Part of a data file
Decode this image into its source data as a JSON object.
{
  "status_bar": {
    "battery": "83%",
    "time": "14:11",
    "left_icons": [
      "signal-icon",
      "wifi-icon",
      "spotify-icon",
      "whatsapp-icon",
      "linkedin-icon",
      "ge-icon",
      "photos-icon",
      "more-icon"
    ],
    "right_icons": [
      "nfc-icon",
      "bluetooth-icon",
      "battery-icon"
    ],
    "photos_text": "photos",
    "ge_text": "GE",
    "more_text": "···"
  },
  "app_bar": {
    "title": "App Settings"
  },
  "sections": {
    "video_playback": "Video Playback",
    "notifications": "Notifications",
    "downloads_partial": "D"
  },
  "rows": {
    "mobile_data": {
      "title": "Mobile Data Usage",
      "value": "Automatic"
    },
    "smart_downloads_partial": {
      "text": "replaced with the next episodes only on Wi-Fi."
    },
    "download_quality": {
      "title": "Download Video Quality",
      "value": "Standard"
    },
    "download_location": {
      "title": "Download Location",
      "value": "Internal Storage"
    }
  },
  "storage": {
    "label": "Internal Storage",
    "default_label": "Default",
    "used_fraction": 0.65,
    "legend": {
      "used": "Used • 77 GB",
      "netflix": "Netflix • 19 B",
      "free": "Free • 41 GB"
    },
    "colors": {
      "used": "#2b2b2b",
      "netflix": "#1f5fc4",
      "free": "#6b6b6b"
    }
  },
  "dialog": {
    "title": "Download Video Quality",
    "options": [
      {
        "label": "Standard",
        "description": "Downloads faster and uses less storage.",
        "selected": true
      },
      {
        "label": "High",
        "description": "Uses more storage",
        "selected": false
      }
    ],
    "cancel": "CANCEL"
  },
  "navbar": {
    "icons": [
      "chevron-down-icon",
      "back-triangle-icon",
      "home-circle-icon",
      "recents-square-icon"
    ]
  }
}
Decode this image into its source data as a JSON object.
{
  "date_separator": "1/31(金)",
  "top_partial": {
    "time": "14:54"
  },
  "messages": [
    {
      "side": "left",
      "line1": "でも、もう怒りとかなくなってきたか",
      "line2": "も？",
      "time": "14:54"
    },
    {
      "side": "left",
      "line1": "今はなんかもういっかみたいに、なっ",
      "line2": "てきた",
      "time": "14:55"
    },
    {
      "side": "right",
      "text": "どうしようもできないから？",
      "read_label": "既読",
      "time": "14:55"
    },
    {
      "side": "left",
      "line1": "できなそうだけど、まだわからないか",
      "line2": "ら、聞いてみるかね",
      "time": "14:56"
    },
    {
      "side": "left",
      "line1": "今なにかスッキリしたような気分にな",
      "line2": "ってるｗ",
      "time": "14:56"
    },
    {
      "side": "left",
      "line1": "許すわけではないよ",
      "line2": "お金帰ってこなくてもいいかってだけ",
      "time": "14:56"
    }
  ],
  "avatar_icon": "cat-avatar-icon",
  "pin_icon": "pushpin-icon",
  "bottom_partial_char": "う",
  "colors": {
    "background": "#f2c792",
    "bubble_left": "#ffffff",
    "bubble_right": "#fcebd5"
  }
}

TASK DESCRIPTION
Write down only the number of lines that contain the string "Internal" in the listing.

TASK ANSWER
2